Please pull out every line that includes the string "icon".

+++ Excerpted data

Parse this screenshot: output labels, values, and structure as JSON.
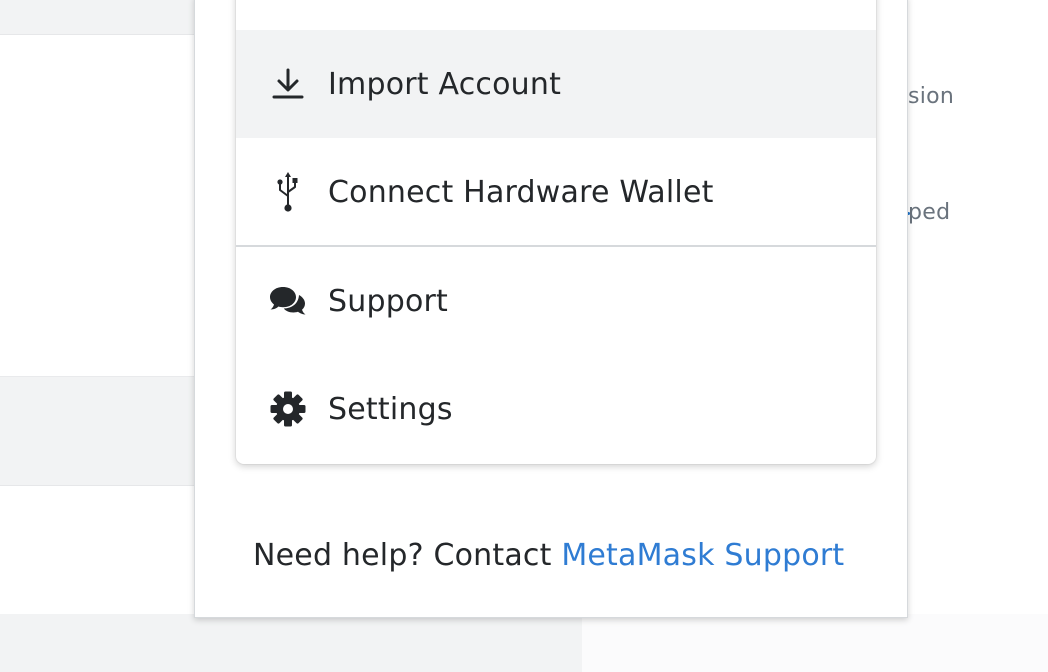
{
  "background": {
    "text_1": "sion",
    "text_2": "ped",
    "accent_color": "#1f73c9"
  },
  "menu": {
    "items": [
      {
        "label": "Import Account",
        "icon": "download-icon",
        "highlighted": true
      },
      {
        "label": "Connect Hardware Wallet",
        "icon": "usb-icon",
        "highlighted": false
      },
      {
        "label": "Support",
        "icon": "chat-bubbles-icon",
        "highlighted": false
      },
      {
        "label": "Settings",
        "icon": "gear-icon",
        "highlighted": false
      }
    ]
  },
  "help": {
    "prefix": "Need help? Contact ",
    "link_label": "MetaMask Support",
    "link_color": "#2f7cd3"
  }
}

++++++

(Solution to this problem)
        "icon": "download-icon",
        "icon": "usb-icon",
        "icon": "chat-bubbles-icon",
        "icon": "gear-icon",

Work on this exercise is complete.